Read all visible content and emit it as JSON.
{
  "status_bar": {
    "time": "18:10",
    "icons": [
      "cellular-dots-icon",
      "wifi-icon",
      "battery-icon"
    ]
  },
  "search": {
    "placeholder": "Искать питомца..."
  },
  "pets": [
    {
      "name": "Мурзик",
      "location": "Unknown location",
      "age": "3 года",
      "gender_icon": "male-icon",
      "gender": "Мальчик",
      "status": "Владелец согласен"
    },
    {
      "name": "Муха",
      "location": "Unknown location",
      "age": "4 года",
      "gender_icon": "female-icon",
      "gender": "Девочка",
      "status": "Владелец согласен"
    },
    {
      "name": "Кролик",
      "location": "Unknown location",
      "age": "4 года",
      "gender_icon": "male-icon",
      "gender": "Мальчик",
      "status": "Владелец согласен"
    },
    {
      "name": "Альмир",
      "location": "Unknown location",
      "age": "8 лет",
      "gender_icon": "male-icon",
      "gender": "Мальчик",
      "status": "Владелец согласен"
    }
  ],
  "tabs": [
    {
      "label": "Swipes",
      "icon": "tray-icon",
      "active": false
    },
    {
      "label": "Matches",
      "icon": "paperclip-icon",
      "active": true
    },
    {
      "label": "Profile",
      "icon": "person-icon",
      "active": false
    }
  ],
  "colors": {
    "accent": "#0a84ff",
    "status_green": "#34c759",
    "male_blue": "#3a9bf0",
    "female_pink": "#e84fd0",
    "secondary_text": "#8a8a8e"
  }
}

Set exercise: Go through the entries and repeat each one exactly.

Written response:
Read all visible content and emit it as JSON.
{
  "status_bar": {
    "time": "18:10",
    "icons": [
      "cellular-dots-icon",
      "wifi-icon",
      "battery-icon"
    ]
  },
  "search": {
    "placeholder": "Искать питомца..."
  },
  "pets": [
    {
      "name": "Мурзик",
      "location": "Unknown location",
      "age": "3 года",
      "gender_icon": "male-icon",
      "gender": "Мальчик",
      "status": "Владелец согласен"
    },
    {
      "name": "Муха",
      "location": "Unknown location",
      "age": "4 года",
      "gender_icon": "female-icon",
      "gender": "Девочка",
      "status": "Владелец согласен"
    },
    {
      "name": "Кролик",
      "location": "Unknown location",
      "age": "4 года",
      "gender_icon": "male-icon",
      "gender": "Мальчик",
      "status": "Владелец согласен"
    },
    {
      "name": "Альмир",
      "location": "Unknown location",
      "age": "8 лет",
      "gender_icon": "male-icon",
      "gender": "Мальчик",
      "status": "Владелец согласен"
    }
  ],
  "tabs": [
    {
      "label": "Swipes",
      "icon": "tray-icon",
      "active": false
    },
    {
      "label": "Matches",
      "icon": "paperclip-icon",
      "active": true
    },
    {
      "label": "Profile",
      "icon": "person-icon",
      "active": false
    }
  ],
  "colors": {
    "accent": "#0a84ff",
    "status_green": "#34c759",
    "male_blue": "#3a9bf0",
    "female_pink": "#e84fd0",
    "secondary_text": "#8a8a8e"
  }
}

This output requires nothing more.